(Items listed in a dataset)
_ _ _ _

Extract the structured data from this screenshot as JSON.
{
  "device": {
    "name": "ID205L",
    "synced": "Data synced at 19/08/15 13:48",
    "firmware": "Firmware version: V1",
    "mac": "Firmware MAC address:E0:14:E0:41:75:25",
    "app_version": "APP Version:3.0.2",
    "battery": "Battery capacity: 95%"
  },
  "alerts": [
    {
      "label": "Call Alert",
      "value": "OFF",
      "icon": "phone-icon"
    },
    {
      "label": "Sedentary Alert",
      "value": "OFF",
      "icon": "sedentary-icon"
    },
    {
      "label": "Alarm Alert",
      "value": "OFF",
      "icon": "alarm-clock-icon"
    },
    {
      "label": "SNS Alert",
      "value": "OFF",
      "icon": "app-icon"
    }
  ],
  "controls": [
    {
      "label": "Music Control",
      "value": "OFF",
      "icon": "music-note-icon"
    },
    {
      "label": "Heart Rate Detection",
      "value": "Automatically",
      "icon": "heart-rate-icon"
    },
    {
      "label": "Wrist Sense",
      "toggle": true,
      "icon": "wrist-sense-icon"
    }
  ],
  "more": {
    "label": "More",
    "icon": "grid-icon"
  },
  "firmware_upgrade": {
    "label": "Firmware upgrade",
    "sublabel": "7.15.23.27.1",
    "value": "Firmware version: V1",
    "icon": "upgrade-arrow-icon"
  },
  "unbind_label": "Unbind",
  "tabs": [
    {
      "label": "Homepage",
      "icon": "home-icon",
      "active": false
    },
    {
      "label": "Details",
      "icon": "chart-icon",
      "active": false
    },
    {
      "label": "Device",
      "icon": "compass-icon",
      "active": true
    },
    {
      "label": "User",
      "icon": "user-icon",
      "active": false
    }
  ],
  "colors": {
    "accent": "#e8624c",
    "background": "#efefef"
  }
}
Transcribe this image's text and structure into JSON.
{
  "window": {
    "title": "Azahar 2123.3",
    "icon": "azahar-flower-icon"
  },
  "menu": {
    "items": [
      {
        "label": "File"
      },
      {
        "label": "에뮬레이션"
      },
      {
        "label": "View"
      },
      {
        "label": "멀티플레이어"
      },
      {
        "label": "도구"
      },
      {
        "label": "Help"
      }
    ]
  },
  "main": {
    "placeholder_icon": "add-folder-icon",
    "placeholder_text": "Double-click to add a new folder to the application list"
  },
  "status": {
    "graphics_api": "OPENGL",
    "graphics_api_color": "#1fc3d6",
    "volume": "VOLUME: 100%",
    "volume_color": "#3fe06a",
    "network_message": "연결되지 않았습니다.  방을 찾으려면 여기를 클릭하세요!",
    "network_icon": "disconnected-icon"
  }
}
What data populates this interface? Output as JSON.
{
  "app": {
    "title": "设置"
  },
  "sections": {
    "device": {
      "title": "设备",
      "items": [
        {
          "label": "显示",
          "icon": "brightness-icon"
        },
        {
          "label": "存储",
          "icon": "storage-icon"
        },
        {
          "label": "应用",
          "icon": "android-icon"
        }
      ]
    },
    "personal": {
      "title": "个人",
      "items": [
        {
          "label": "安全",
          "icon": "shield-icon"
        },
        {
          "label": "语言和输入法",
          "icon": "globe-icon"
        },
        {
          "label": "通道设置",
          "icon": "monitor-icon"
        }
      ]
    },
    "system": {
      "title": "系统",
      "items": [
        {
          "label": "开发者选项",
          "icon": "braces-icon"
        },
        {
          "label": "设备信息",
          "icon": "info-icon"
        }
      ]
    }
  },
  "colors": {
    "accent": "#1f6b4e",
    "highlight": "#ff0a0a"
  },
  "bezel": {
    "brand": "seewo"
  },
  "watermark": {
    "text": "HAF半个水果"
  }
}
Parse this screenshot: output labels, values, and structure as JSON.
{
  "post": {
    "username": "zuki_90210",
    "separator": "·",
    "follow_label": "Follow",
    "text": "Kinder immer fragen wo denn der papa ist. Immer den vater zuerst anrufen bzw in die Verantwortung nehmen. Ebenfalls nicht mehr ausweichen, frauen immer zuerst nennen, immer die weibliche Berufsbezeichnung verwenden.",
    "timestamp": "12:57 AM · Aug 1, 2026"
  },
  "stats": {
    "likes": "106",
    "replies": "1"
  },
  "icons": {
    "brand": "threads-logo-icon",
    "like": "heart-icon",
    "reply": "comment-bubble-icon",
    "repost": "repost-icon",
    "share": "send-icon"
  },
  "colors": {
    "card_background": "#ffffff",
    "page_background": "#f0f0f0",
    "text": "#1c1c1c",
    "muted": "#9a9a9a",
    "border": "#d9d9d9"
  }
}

_ _ _ _

## Prompt
Track down the lines that include the word "this" and copy them.

## The answer
Extract the structured data from this screenshot as JSON.
Transcribe this image's text and structure into JSON.
What data populates this interface? Output as JSON.
Parse this screenshot: output labels, values, and structure as JSON.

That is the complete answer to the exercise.